-- START Data for this exercise --

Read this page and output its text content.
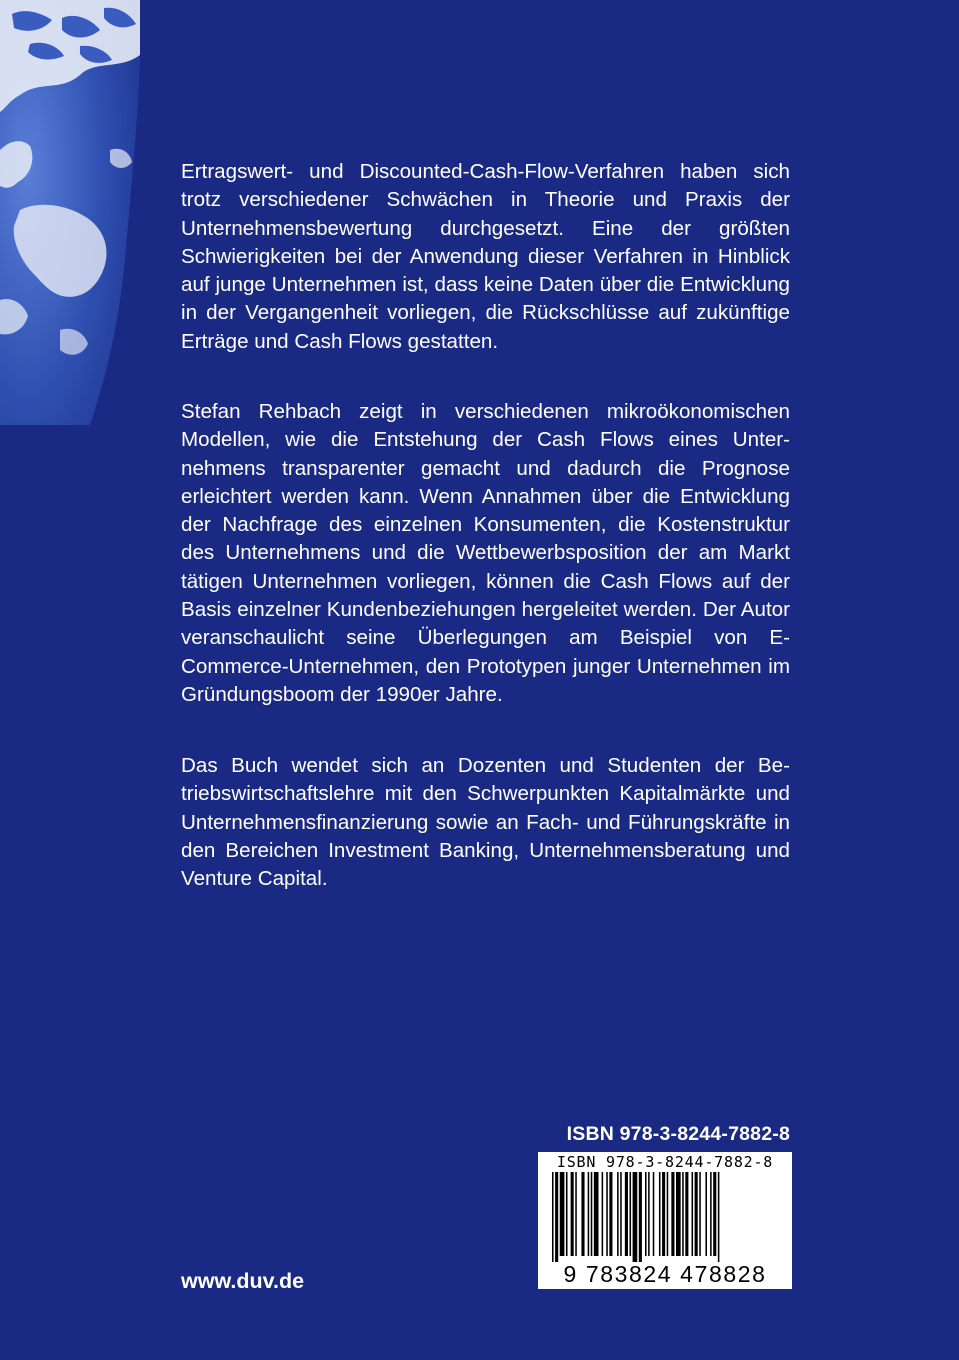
Ertragswert- und Discounted-Cash-Flow-Verfahren haben sich trotz verschiedener Schwächen in Theorie und Praxis der Unternehmensbewertung durchgesetzt. Eine der größten Schwierigkeiten bei der Anwendung dieser Verfahren in Hinblick auf junge Unternehmen ist, dass keine Daten über die Entwicklung in der Vergangenheit vorliegen, die Rückschlüsse auf zukünftige Erträge und Cash Flows gestatten.

Stefan Rehbach zeigt in verschiedenen mikroökonomischen Modellen, wie die Entstehung der Cash Flows eines Unternehmens transparenter gemacht und dadurch die Prognose erleichtert werden kann. Wenn Annahmen über die Entwicklung der Nachfrage des einzelnen Konsumenten, die Kostenstruktur des Unternehmens und die Wettbewerbsposition der am Markt tätigen Unternehmen vorliegen, können die Cash Flows auf der Basis einzelner Kundenbeziehungen hergeleitet werden. Der Autor veranschaulicht seine Überlegungen am Beispiel von E-Commerce-Unternehmen, den Prototypen junger Unternehmen im Gründungsboom der 1990er Jahre.

Das Buch wendet sich an Dozenten und Studenten der Betriebswirtschaftslehre mit den Schwerpunkten Kapitalmärkte und Unternehmensfinanzierung sowie an Fach- und Führungskräfte in den Bereichen Investment Banking, Unternehmensberatung und Venture Capital.

ISBN 978-3-8244-7882-8
ISBN 978-3-8244-7882-8
9 783824 478828
www.duv.de
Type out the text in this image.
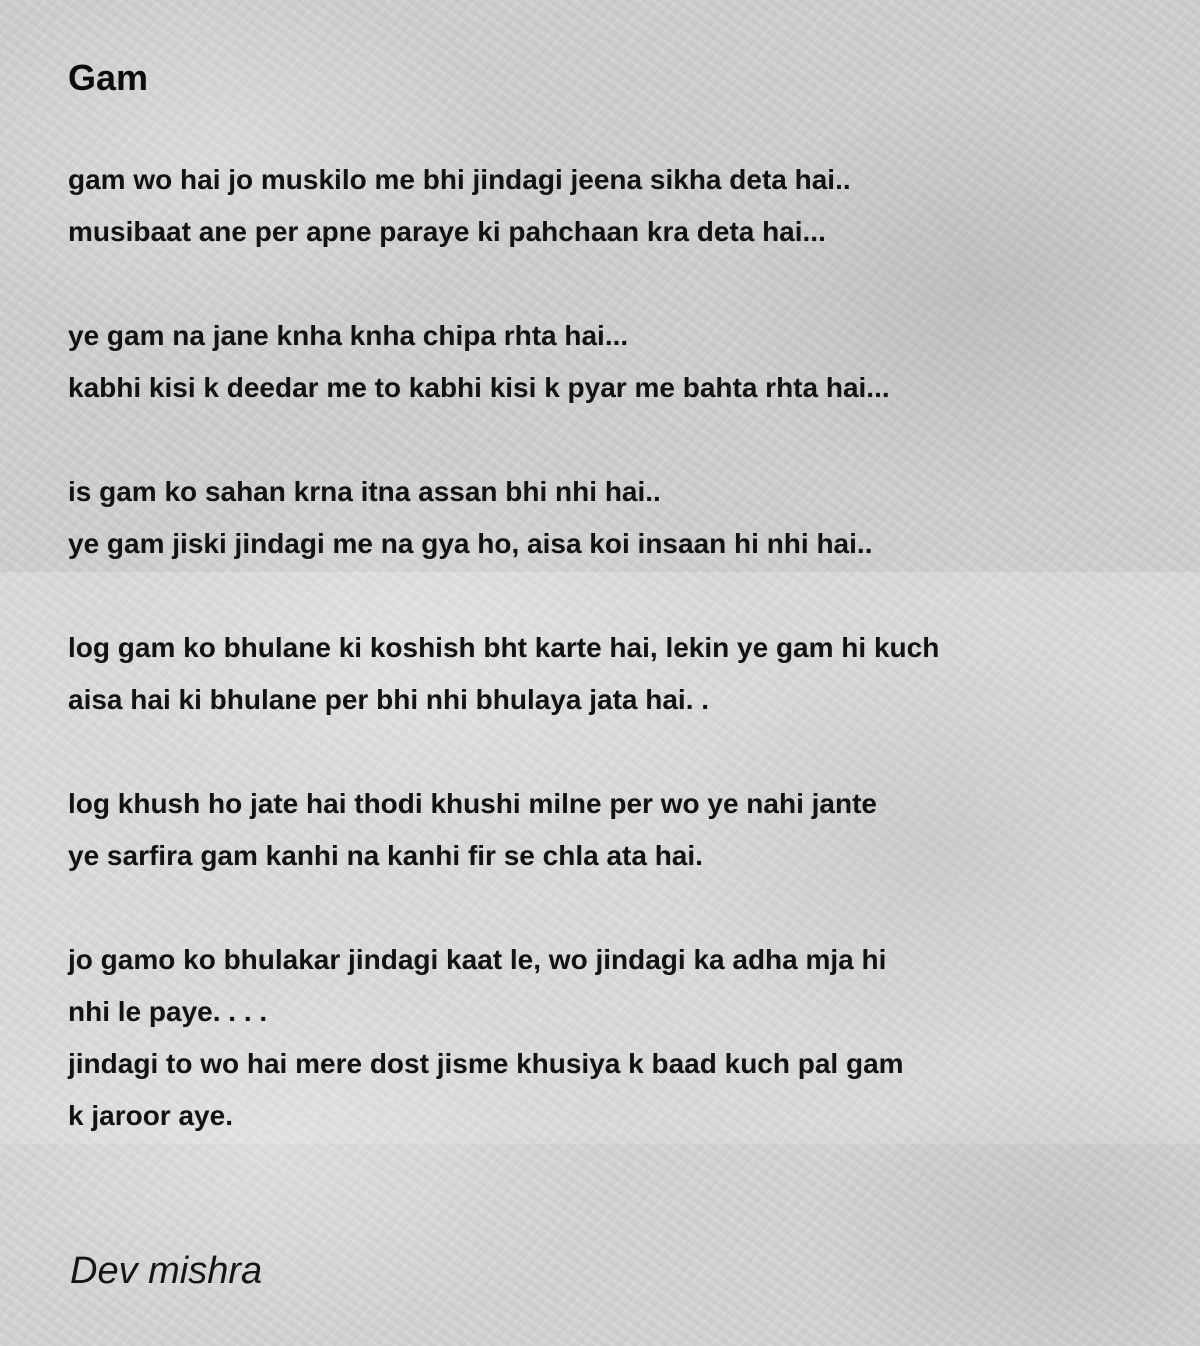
Gam
gam wo hai jo muskilo me bhi jindagi jeena sikha deta hai..
musibaat ane per apne paraye ki pahchaan kra deta hai...
ye gam na jane knha knha chipa rhta hai...
kabhi kisi k deedar me to kabhi kisi k pyar me bahta rhta hai...
is gam ko sahan krna itna assan bhi nhi hai..
ye gam jiski jindagi me na gya ho, aisa koi insaan hi nhi hai..
log gam ko bhulane ki koshish bht karte hai, lekin ye gam hi kuch
aisa hai ki bhulane per bhi nhi bhulaya jata hai. .
log khush ho jate hai thodi khushi milne per wo ye nahi jante
ye sarfira gam kanhi na kanhi fir se chla ata hai.
jo gamo ko bhulakar jindagi kaat le, wo jindagi ka adha mja hi
nhi le paye. . . .
jindagi to wo hai mere dost jisme khusiya k baad kuch pal gam
k jaroor aye.

Dev mishra
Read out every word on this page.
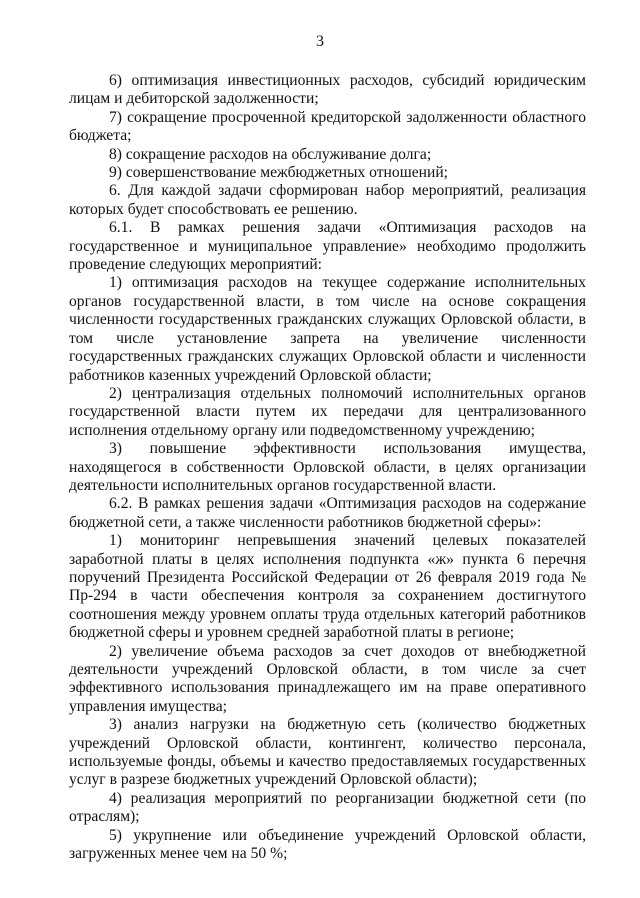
3

6) оптимизация инвестиционных расходов, субсидий юридическим лицам и дебиторской задолженности;

7) сокращение просроченной кредиторской задолженности областного бюджета;

8) сокращение расходов на обслуживание долга;

9) совершенствование межбюджетных отношений;

6. Для каждой задачи сформирован набор мероприятий, реализация которых будет способствовать ее решению.

6.1. В рамках решения задачи «Оптимизация расходов на государственное и муниципальное управление» необходимо продолжить проведение следующих мероприятий:

1) оптимизация расходов на текущее содержание исполнительных органов государственной власти, в том числе на основе сокращения численности государственных гражданских служащих Орловской области, в том числе установление запрета на увеличение численности государственных гражданских служащих Орловской области и численности работников казенных учреждений Орловской области;

2) централизация отдельных полномочий исполнительных органов государственной власти путем их передачи для централизованного исполнения отдельному органу или подведомственному учреждению;

3) повышение эффективности использования имущества, находящегося в собственности Орловской области, в целях организации деятельности исполнительных органов государственной власти.

6.2. В рамках решения задачи «Оптимизация расходов на содержание бюджетной сети, а также численности работников бюджетной сферы»:

1) мониторинг непревышения значений целевых показателей заработной платы в целях исполнения подпункта «ж» пункта 6 перечня поручений Президента Российской Федерации от 26 февраля 2019 года № Пр-294 в части обеспечения контроля за сохранением достигнутого соотношения между уровнем оплаты труда отдельных категорий работников бюджетной сферы и уровнем средней заработной платы в регионе;

2) увеличение объема расходов за счет доходов от внебюджетной деятельности учреждений Орловской области, в том числе за счет эффективного использования принадлежащего им на праве оперативного управления имущества;

3) анализ нагрузки на бюджетную сеть (количество бюджетных учреждений Орловской области, контингент, количество персонала, используемые фонды, объемы и качество предоставляемых государственных услуг в разрезе бюджетных учреждений Орловской области);

4) реализация мероприятий по реорганизации бюджетной сети (по отраслям);

5) укрупнение или объединение учреждений Орловской области, загруженных менее чем на 50 %;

-- END Data for this exercise --

Work to do:
Leave out the pictures and output the rest of the material exactly as written.

Task response:
Read this page and output its text content.
Ertragswert- und Discounted-Cash-Flow-Verfahren haben sich trotz verschiedener Schwächen in Theorie und Praxis der Unternehmensbewertung durchgesetzt. Eine der größten Schwierigkeiten bei der Anwendung dieser Verfahren in Hinblick auf junge Unternehmen ist, dass keine Daten über die Entwicklung in der Vergangenheit vorliegen, die Rückschlüsse auf zukünftige Erträge und Cash Flows gestatten.

Stefan Rehbach zeigt in verschiedenen mikroökonomischen Modellen, wie die Entstehung der Cash Flows eines Unternehmens transparenter gemacht und dadurch die Prognose erleichtert werden kann. Wenn Annahmen über die Entwicklung der Nachfrage des einzelnen Konsumenten, die Kostenstruktur des Unternehmens und die Wettbewerbsposition der am Markt tätigen Unternehmen vorliegen, können die Cash Flows auf der Basis einzelner Kundenbeziehungen hergeleitet werden. Der Autor veranschaulicht seine Überlegungen am Beispiel von E-Commerce-Unternehmen, den Prototypen junger Unternehmen im Gründungsboom der 1990er Jahre.

Das Buch wendet sich an Dozenten und Studenten der Betriebswirtschaftslehre mit den Schwerpunkten Kapitalmärkte und Unternehmensfinanzierung sowie an Fach- und Führungskräfte in den Bereichen Investment Banking, Unternehmensberatung und Venture Capital.

ISBN 978-3-8244-7882-8
ISBN 978-3-8244-7882-8
9 783824 478828
www.duv.de
Type out the text in this image.
Gam
gam wo hai jo muskilo me bhi jindagi jeena sikha deta hai..
musibaat ane per apne paraye ki pahchaan kra deta hai...
ye gam na jane knha knha chipa rhta hai...
kabhi kisi k deedar me to kabhi kisi k pyar me bahta rhta hai...
is gam ko sahan krna itna assan bhi nhi hai..
ye gam jiski jindagi me na gya ho, aisa koi insaan hi nhi hai..
log gam ko bhulane ki koshish bht karte hai, lekin ye gam hi kuch
aisa hai ki bhulane per bhi nhi bhulaya jata hai. .
log khush ho jate hai thodi khushi milne per wo ye nahi jante
ye sarfira gam kanhi na kanhi fir se chla ata hai.
jo gamo ko bhulakar jindagi kaat le, wo jindagi ka adha mja hi
nhi le paye. . . .
jindagi to wo hai mere dost jisme khusiya k baad kuch pal gam
k jaroor aye.

Dev mishra
Read out every word on this page.
3

6) оптимизация инвестиционных расходов, субсидий юридическим лицам и дебиторской задолженности;

7) сокращение просроченной кредиторской задолженности областного бюджета;

8) сокращение расходов на обслуживание долга;

9) совершенствование межбюджетных отношений;

6. Для каждой задачи сформирован набор мероприятий, реализация которых будет способствовать ее решению.

6.1. В рамках решения задачи «Оптимизация расходов на государственное и муниципальное управление» необходимо продолжить проведение следующих мероприятий:

1) оптимизация расходов на текущее содержание исполнительных органов государственной власти, в том числе на основе сокращения численности государственных гражданских служащих Орловской области, в том числе установление запрета на увеличение численности государственных гражданских служащих Орловской области и численности работников казенных учреждений Орловской области;

2) централизация отдельных полномочий исполнительных органов государственной власти путем их передачи для централизованного исполнения отдельному органу или подведомственному учреждению;

3) повышение эффективности использования имущества, находящегося в собственности Орловской области, в целях организации деятельности исполнительных органов государственной власти.

6.2. В рамках решения задачи «Оптимизация расходов на содержание бюджетной сети, а также численности работников бюджетной сферы»:

1) мониторинг непревышения значений целевых показателей заработной платы в целях исполнения подпункта «ж» пункта 6 перечня поручений Президента Российской Федерации от 26 февраля 2019 года № Пр-294 в части обеспечения контроля за сохранением достигнутого соотношения между уровнем оплаты труда отдельных категорий работников бюджетной сферы и уровнем средней заработной платы в регионе;

2) увеличение объема расходов за счет доходов от внебюджетной деятельности учреждений Орловской области, в том числе за счет эффективного использования принадлежащего им на праве оперативного управления имущества;

3) анализ нагрузки на бюджетную сеть (количество бюджетных учреждений Орловской области, контингент, количество персонала, используемые фонды, объемы и качество предоставляемых государственных услуг в разрезе бюджетных учреждений Орловской области);

4) реализация мероприятий по реорганизации бюджетной сети (по отраслям);

5) укрупнение или объединение учреждений Орловской области, загруженных менее чем на 50 %;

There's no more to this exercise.